Exercise requirements:
Select every line holding the word "values" and copy it.

Material for this task:
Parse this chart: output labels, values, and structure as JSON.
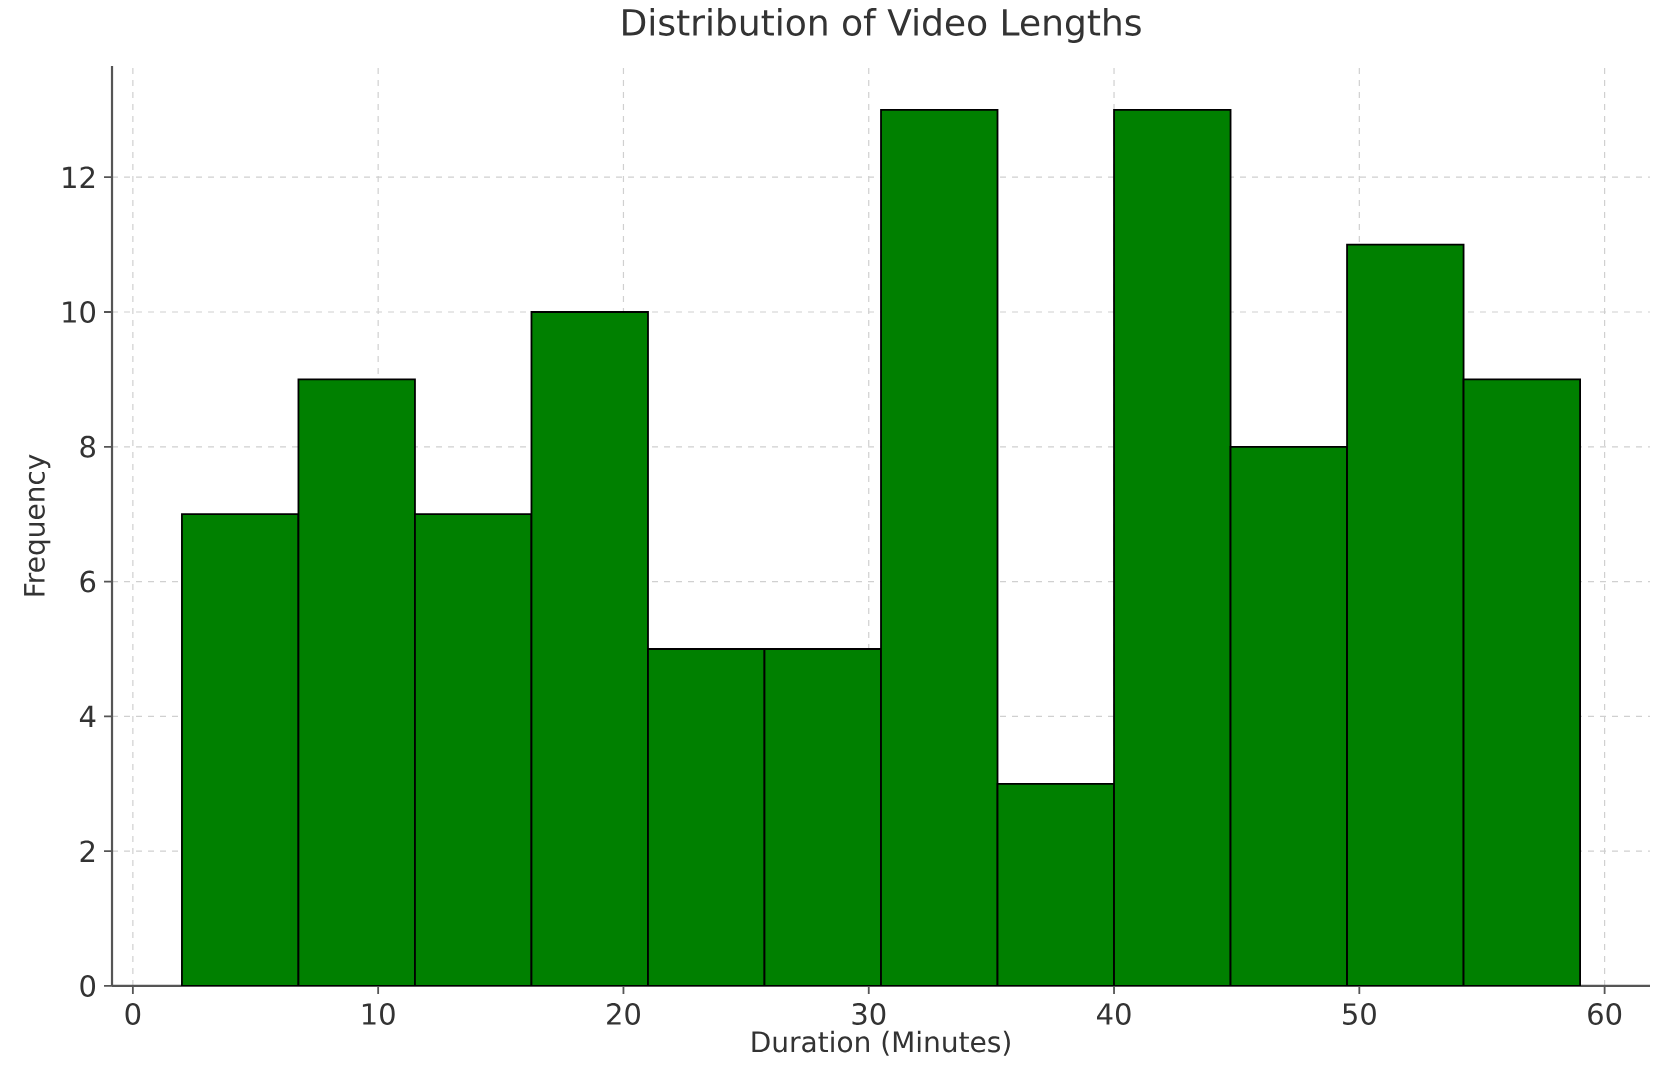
{
  "chart_data": {
    "type": "histogram",
    "title": "Distribution of Video Lengths",
    "xlabel": "Duration (Minutes)",
    "ylabel": "Frequency",
    "bins": [
      2,
      6.75,
      11.5,
      16.25,
      21,
      25.75,
      30.5,
      35.25,
      40,
      44.75,
      49.5,
      54.25,
      59
    ],
    "values": [
      7,
      9,
      7,
      10,
      5,
      5,
      13,
      3,
      13,
      8,
      11,
      9
    ],
    "color": "#008000",
    "xlim": [
      -0.85,
      61.85
    ],
    "ylim": [
      0,
      13.65
    ],
    "xticks": [
      0,
      10,
      20,
      30,
      40,
      50,
      60
    ],
    "yticks": [
      0,
      2,
      4,
      6,
      8,
      10,
      12
    ],
    "grid": true
  }
}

Exercise solution:
Parse this chart: output labels, values, and structure as JSON.
    "values": [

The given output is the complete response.